PROBLEM TO WORK ON
Return all of the data exactly as written, without the pictures.

⟨

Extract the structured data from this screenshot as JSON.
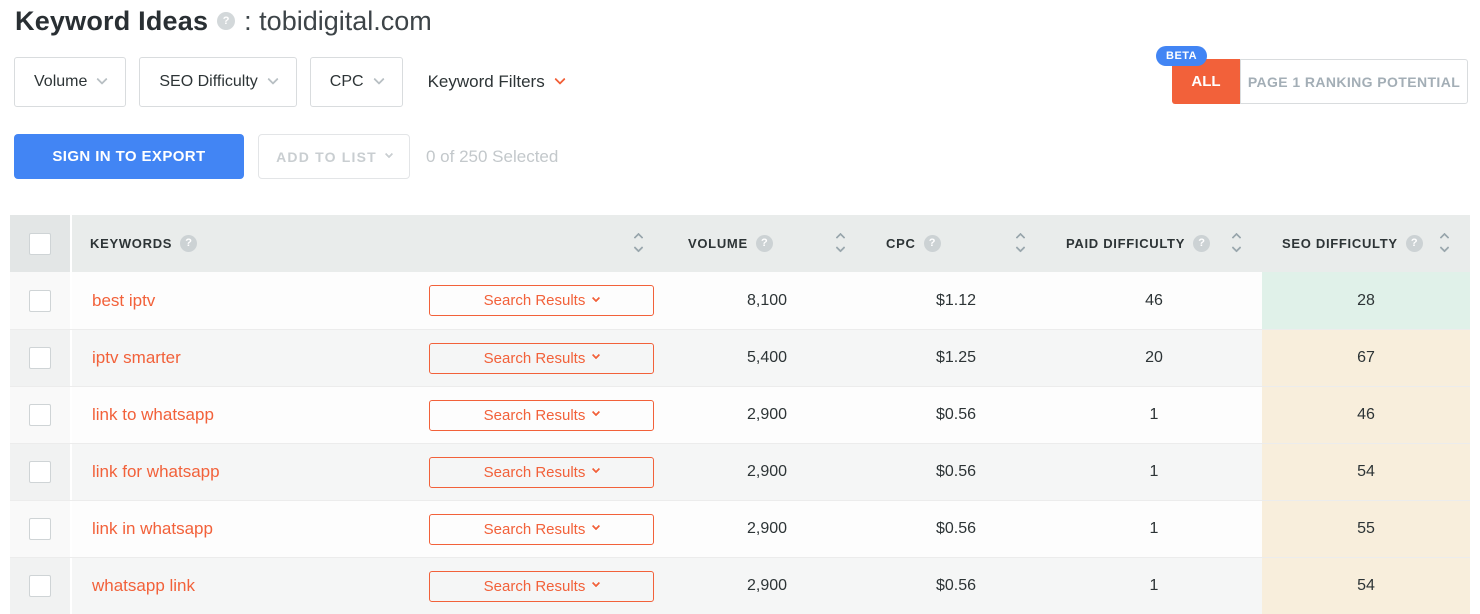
{
  "page": {
    "title": "Keyword Ideas",
    "domain": ": tobidigital.com"
  },
  "icons": {
    "help": "?"
  },
  "filters": {
    "volume_label": "Volume",
    "seo_difficulty_label": "SEO Difficulty",
    "cpc_label": "CPC",
    "keyword_filters_label": "Keyword Filters"
  },
  "view_toggle": {
    "beta_badge": "BETA",
    "all_label": "ALL",
    "page1_label": "PAGE 1 RANKING POTENTIAL"
  },
  "actions": {
    "sign_in_to_export": "SIGN IN TO EXPORT",
    "add_to_list": "ADD TO LIST",
    "selected_status": "0 of 250 Selected"
  },
  "table": {
    "headers": {
      "keywords": "KEYWORDS",
      "volume": "VOLUME",
      "cpc": "CPC",
      "paid_difficulty": "PAID DIFFICULTY",
      "seo_difficulty": "SEO DIFFICULTY"
    },
    "search_results_label": "Search Results",
    "rows": [
      {
        "keyword": "best iptv",
        "volume": "8,100",
        "cpc": "$1.12",
        "paid_difficulty": "46",
        "seo_difficulty": "28",
        "seo_level": "easy"
      },
      {
        "keyword": "iptv smarter",
        "volume": "5,400",
        "cpc": "$1.25",
        "paid_difficulty": "20",
        "seo_difficulty": "67",
        "seo_level": "medium"
      },
      {
        "keyword": "link to whatsapp",
        "volume": "2,900",
        "cpc": "$0.56",
        "paid_difficulty": "1",
        "seo_difficulty": "46",
        "seo_level": "medium"
      },
      {
        "keyword": "link for whatsapp",
        "volume": "2,900",
        "cpc": "$0.56",
        "paid_difficulty": "1",
        "seo_difficulty": "54",
        "seo_level": "medium"
      },
      {
        "keyword": "link in whatsapp",
        "volume": "2,900",
        "cpc": "$0.56",
        "paid_difficulty": "1",
        "seo_difficulty": "55",
        "seo_level": "medium"
      },
      {
        "keyword": "whatsapp link",
        "volume": "2,900",
        "cpc": "$0.56",
        "paid_difficulty": "1",
        "seo_difficulty": "54",
        "seo_level": "medium"
      }
    ]
  },
  "colors": {
    "accent_orange": "#f2613a",
    "accent_blue": "#4285f4",
    "seo_easy_bg": "#e0f1e9",
    "seo_medium_bg": "#f8eedc"
  }
}
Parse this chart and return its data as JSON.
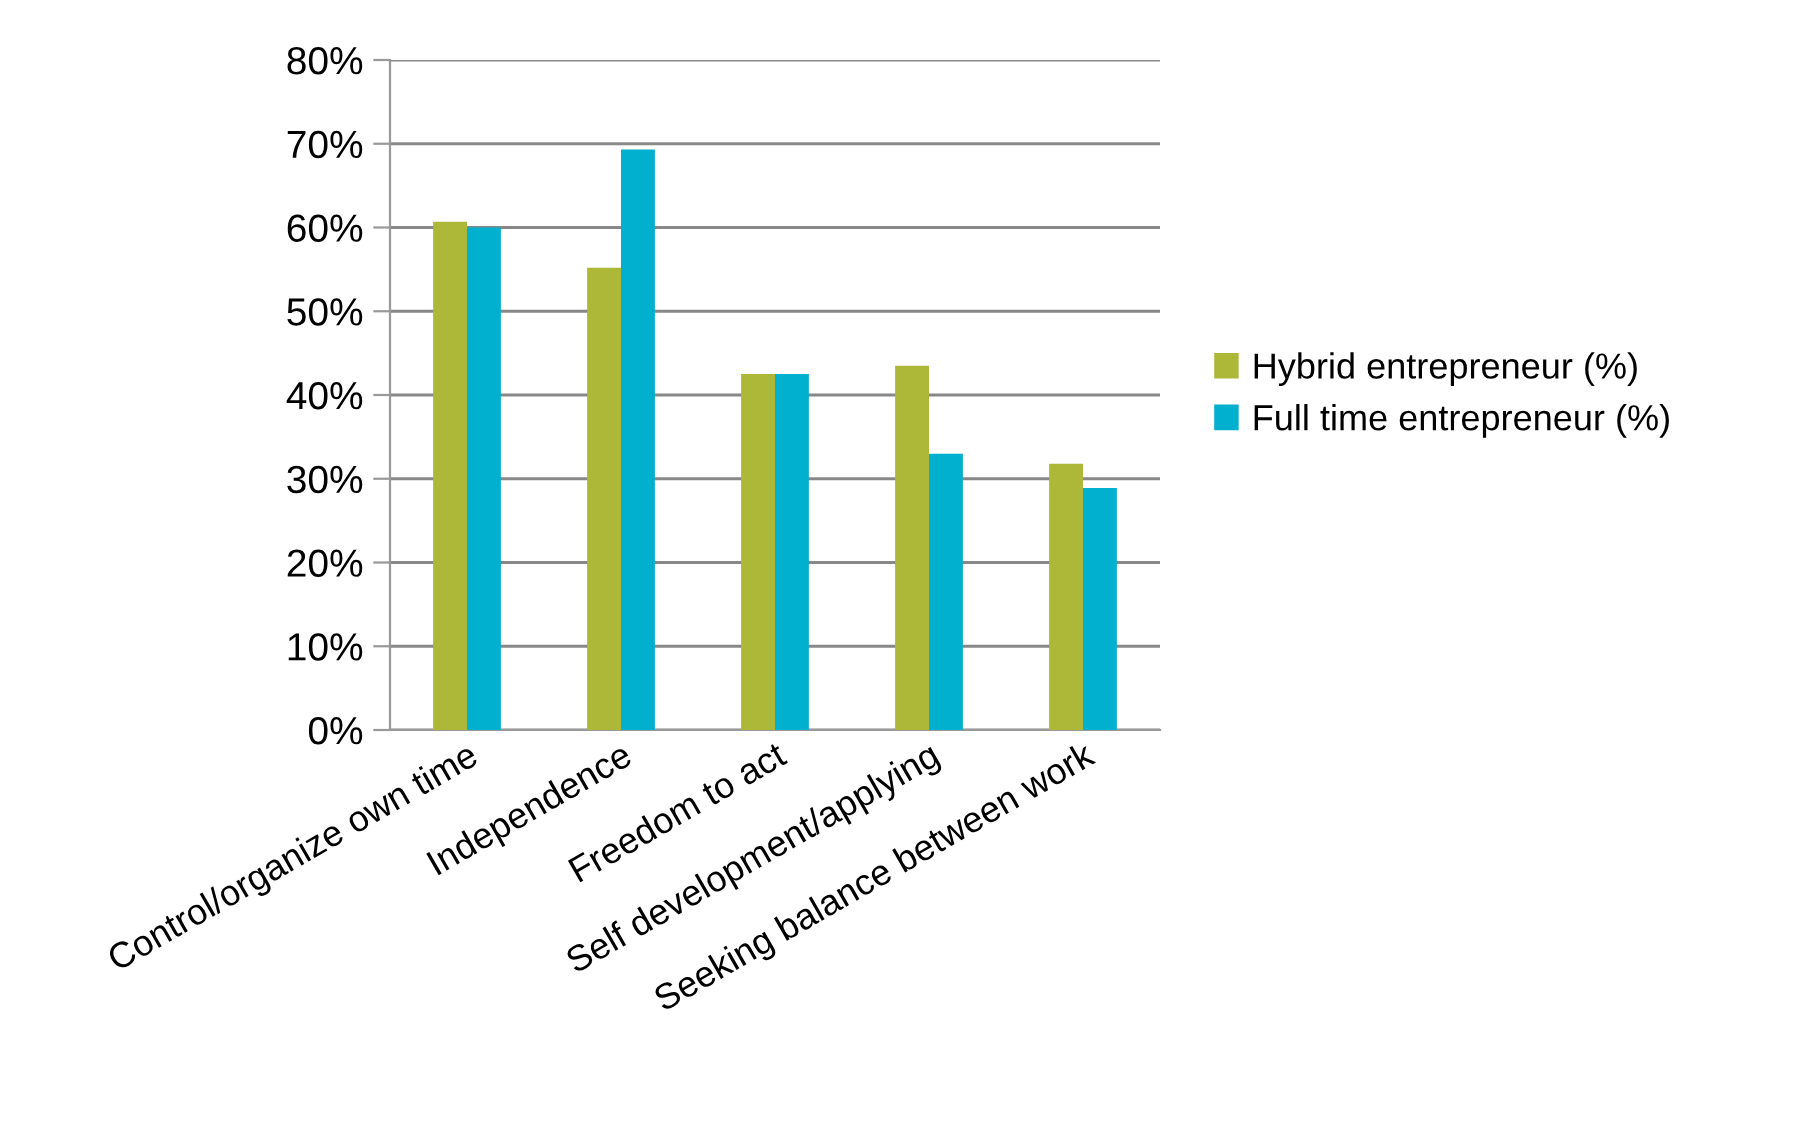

⟩

SOLVED EXERCISE
Extract the structured data from this screenshot as JSON.
{
  "page": {
    "title": "Keyword Ideas",
    "domain": ": tobidigital.com"
  },
  "icons": {
    "help": "?"
  },
  "filters": {
    "volume_label": "Volume",
    "seo_difficulty_label": "SEO Difficulty",
    "cpc_label": "CPC",
    "keyword_filters_label": "Keyword Filters"
  },
  "view_toggle": {
    "beta_badge": "BETA",
    "all_label": "ALL",
    "page1_label": "PAGE 1 RANKING POTENTIAL"
  },
  "actions": {
    "sign_in_to_export": "SIGN IN TO EXPORT",
    "add_to_list": "ADD TO LIST",
    "selected_status": "0 of 250 Selected"
  },
  "table": {
    "headers": {
      "keywords": "KEYWORDS",
      "volume": "VOLUME",
      "cpc": "CPC",
      "paid_difficulty": "PAID DIFFICULTY",
      "seo_difficulty": "SEO DIFFICULTY"
    },
    "search_results_label": "Search Results",
    "rows": [
      {
        "keyword": "best iptv",
        "volume": "8,100",
        "cpc": "$1.12",
        "paid_difficulty": "46",
        "seo_difficulty": "28",
        "seo_level": "easy"
      },
      {
        "keyword": "iptv smarter",
        "volume": "5,400",
        "cpc": "$1.25",
        "paid_difficulty": "20",
        "seo_difficulty": "67",
        "seo_level": "medium"
      },
      {
        "keyword": "link to whatsapp",
        "volume": "2,900",
        "cpc": "$0.56",
        "paid_difficulty": "1",
        "seo_difficulty": "46",
        "seo_level": "medium"
      },
      {
        "keyword": "link for whatsapp",
        "volume": "2,900",
        "cpc": "$0.56",
        "paid_difficulty": "1",
        "seo_difficulty": "54",
        "seo_level": "medium"
      },
      {
        "keyword": "link in whatsapp",
        "volume": "2,900",
        "cpc": "$0.56",
        "paid_difficulty": "1",
        "seo_difficulty": "55",
        "seo_level": "medium"
      },
      {
        "keyword": "whatsapp link",
        "volume": "2,900",
        "cpc": "$0.56",
        "paid_difficulty": "1",
        "seo_difficulty": "54",
        "seo_level": "medium"
      }
    ]
  },
  "colors": {
    "accent_orange": "#f2613a",
    "accent_blue": "#4285f4",
    "seo_easy_bg": "#e0f1e9",
    "seo_medium_bg": "#f8eedc"
  }
}
Parse this chart and return its data as JSON.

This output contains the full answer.